Figure collection entries:

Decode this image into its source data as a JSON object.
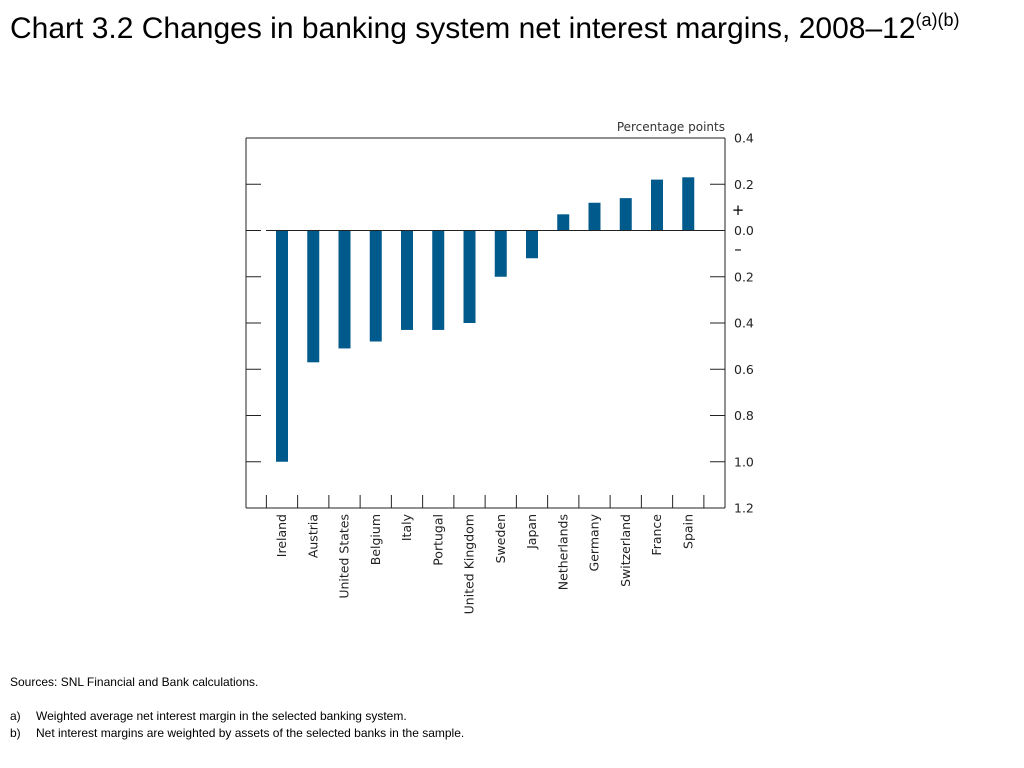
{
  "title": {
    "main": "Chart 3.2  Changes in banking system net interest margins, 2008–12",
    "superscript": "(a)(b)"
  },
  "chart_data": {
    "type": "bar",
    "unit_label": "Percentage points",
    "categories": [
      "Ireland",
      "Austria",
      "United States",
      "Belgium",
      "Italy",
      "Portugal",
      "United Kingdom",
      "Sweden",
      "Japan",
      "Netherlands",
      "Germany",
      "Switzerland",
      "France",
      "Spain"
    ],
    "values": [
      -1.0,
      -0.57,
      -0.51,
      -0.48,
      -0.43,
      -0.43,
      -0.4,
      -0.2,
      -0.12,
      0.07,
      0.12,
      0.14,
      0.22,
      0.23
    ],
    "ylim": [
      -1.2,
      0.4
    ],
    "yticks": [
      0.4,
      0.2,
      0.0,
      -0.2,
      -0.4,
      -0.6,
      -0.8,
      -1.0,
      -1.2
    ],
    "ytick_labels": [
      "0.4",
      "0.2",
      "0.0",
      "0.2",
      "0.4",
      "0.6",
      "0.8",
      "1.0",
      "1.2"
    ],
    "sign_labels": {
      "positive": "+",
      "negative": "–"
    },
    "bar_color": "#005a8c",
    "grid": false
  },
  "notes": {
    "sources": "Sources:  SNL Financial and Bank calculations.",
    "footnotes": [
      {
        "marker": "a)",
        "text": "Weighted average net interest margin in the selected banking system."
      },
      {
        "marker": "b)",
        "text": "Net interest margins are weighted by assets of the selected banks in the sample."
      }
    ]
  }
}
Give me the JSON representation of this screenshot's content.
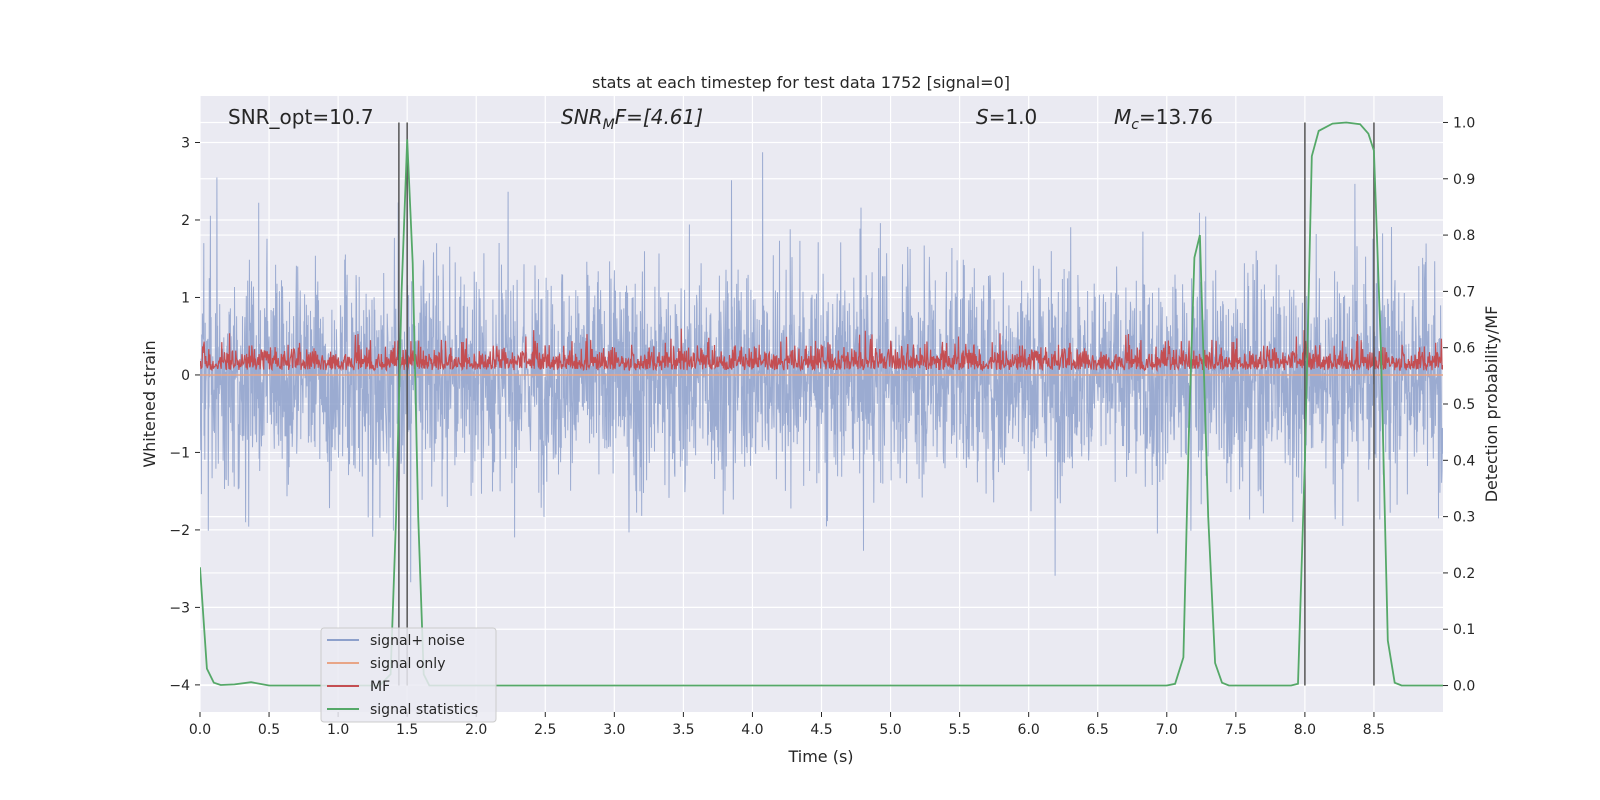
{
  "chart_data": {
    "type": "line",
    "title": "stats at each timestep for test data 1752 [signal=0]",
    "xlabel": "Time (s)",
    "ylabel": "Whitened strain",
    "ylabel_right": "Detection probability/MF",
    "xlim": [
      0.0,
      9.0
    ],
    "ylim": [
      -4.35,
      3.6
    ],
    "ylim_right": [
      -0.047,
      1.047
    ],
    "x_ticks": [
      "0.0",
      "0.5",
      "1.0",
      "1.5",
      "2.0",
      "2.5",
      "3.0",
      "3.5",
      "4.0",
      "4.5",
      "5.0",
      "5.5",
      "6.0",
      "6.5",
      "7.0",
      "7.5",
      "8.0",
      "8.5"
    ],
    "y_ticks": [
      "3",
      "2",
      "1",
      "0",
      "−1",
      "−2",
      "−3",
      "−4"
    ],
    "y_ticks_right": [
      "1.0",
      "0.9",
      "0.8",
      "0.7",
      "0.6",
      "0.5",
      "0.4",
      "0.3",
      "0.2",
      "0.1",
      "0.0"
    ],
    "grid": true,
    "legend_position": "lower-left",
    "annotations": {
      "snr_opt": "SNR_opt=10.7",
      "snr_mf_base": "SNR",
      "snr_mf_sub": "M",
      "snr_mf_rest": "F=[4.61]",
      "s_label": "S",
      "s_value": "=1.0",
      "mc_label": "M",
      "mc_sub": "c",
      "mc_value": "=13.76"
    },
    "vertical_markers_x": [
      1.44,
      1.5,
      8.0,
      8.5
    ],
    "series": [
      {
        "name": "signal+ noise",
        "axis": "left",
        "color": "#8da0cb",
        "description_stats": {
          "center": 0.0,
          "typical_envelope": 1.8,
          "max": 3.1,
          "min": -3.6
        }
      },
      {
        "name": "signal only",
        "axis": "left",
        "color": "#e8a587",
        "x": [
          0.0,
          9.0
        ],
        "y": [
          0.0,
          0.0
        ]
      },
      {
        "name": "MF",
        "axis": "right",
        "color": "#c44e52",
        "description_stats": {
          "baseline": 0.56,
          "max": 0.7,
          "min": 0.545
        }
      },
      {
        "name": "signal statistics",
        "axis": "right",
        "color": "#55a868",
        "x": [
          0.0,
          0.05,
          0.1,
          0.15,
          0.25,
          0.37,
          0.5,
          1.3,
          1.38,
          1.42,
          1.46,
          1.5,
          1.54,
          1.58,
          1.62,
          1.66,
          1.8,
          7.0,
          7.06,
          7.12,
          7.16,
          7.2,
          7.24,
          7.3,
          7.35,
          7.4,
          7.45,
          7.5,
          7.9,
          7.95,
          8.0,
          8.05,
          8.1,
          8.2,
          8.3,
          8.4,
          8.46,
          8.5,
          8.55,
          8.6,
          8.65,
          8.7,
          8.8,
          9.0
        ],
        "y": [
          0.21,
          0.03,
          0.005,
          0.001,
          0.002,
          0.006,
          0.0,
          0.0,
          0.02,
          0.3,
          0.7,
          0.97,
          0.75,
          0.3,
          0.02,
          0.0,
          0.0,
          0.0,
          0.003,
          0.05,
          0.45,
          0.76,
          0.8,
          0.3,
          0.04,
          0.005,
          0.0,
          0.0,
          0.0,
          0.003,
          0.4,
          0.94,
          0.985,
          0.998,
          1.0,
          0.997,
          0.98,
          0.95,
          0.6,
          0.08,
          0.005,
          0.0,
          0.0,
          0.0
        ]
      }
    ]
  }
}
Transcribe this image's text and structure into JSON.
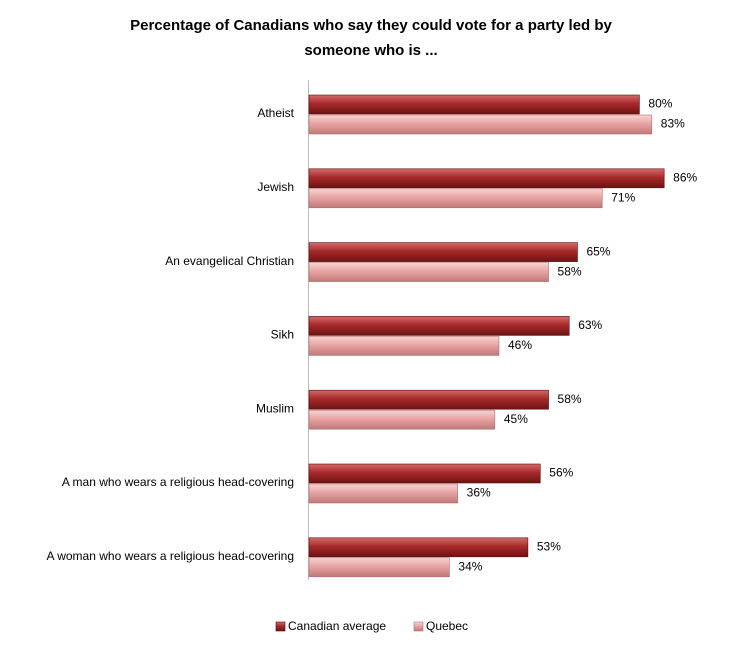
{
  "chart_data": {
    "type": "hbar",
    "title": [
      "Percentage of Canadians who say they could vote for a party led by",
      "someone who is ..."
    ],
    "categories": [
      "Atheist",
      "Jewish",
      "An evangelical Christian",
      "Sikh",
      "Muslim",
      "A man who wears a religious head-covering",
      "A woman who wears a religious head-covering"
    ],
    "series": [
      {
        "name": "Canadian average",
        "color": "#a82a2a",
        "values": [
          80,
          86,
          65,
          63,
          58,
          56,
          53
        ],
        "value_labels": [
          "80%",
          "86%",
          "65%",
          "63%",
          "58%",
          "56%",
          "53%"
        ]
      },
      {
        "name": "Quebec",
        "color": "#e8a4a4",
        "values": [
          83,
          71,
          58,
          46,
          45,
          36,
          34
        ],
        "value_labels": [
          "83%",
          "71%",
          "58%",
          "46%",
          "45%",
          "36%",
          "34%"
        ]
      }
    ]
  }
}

**Exercise details**
Go through the records and show every line with the string "religious" in it.

**Correct output**
      "A man who wears a religious head-covering",
      "A woman who wears a religious head-covering"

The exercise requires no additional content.